* [Your task]
Select all lines holding the word "owner" from the entries that follow.
****************
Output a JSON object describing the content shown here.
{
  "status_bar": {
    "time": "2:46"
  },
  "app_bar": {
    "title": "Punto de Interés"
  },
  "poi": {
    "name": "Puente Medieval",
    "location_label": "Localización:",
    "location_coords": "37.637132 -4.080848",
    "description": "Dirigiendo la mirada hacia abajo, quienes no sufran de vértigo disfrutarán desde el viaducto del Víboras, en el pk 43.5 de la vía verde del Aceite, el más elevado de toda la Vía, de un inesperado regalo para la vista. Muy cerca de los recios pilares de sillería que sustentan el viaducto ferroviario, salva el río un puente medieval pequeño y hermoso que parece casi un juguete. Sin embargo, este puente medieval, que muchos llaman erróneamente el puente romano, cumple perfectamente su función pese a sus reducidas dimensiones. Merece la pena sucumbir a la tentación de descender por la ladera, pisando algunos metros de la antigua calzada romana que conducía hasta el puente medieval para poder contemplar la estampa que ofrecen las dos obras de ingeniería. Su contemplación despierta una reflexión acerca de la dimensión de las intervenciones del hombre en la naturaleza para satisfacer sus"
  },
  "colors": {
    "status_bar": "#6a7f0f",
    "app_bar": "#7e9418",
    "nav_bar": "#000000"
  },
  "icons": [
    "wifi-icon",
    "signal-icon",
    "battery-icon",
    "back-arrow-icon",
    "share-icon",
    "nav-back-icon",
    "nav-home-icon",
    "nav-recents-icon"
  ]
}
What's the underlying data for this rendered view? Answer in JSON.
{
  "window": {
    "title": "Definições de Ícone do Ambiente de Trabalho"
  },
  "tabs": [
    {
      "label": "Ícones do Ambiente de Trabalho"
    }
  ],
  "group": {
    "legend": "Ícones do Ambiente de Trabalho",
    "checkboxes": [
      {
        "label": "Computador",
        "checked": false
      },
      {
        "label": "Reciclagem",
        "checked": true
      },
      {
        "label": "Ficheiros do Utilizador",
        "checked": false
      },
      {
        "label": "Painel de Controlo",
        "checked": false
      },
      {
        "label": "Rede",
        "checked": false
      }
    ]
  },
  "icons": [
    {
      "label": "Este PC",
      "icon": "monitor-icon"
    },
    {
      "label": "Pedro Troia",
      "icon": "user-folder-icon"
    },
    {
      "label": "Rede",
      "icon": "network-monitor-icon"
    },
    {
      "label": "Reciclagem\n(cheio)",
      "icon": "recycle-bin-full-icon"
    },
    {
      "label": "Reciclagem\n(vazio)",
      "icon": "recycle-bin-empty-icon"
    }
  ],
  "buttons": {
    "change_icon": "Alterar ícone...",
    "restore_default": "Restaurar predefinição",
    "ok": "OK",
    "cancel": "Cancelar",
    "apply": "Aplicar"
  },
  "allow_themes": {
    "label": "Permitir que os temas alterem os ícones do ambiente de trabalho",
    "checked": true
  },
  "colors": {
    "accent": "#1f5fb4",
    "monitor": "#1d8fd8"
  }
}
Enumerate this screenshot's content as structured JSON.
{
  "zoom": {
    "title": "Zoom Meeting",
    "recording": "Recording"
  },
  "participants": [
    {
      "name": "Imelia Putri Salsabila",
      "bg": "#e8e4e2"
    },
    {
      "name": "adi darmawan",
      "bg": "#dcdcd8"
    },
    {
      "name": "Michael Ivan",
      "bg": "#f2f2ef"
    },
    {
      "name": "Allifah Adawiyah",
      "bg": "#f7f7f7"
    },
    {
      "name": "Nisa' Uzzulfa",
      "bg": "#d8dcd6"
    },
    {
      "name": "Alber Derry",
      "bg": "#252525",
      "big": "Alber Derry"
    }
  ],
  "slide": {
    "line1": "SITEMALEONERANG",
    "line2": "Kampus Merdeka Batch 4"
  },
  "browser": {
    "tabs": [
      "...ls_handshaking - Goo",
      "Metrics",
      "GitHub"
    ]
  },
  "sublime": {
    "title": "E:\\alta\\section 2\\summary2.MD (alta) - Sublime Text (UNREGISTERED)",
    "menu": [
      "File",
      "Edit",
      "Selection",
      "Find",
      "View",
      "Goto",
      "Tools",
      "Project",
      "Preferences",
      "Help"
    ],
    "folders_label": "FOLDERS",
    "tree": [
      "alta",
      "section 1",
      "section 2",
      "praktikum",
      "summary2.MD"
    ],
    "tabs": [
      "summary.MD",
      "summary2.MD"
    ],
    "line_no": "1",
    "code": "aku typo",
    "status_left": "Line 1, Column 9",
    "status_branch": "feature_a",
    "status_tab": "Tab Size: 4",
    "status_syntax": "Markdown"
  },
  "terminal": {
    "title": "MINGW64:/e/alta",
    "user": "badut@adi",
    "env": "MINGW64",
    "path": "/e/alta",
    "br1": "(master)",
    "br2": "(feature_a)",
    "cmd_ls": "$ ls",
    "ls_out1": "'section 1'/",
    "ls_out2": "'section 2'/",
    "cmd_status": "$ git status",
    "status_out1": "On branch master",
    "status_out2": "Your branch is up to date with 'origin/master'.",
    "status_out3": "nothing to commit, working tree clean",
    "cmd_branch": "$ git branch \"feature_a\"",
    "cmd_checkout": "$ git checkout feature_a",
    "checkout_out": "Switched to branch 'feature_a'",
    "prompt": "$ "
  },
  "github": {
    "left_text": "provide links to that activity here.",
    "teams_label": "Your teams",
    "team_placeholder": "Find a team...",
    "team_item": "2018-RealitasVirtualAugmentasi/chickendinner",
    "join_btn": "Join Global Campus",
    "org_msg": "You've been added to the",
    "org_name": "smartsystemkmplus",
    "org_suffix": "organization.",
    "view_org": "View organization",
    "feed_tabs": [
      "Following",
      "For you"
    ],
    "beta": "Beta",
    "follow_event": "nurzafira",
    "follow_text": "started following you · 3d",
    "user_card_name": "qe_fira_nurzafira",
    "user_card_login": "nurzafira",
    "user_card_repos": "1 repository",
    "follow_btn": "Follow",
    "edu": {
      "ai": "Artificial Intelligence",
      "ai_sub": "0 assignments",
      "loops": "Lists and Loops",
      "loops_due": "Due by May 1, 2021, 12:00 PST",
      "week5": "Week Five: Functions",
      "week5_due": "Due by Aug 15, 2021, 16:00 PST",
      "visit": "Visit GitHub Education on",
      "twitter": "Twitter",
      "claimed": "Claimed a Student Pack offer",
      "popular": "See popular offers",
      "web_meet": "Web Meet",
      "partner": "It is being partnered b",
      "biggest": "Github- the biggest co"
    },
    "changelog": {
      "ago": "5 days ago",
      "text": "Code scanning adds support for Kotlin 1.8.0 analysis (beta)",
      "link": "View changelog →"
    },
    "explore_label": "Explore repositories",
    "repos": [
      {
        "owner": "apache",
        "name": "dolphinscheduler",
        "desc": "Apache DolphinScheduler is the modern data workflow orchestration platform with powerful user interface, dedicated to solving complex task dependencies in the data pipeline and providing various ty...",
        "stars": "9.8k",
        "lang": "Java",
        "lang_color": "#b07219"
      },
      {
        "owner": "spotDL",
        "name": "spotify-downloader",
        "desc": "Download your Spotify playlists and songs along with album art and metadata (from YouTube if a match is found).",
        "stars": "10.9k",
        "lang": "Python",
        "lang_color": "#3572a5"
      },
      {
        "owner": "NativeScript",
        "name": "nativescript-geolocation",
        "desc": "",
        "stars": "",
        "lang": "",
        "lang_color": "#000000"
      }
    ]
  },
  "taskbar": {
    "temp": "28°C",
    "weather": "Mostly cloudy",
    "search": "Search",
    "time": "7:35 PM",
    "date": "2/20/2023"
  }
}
****************
* [The solution]
        "owner": "apache",
        "owner": "spotDL",
        "owner": "NativeScript",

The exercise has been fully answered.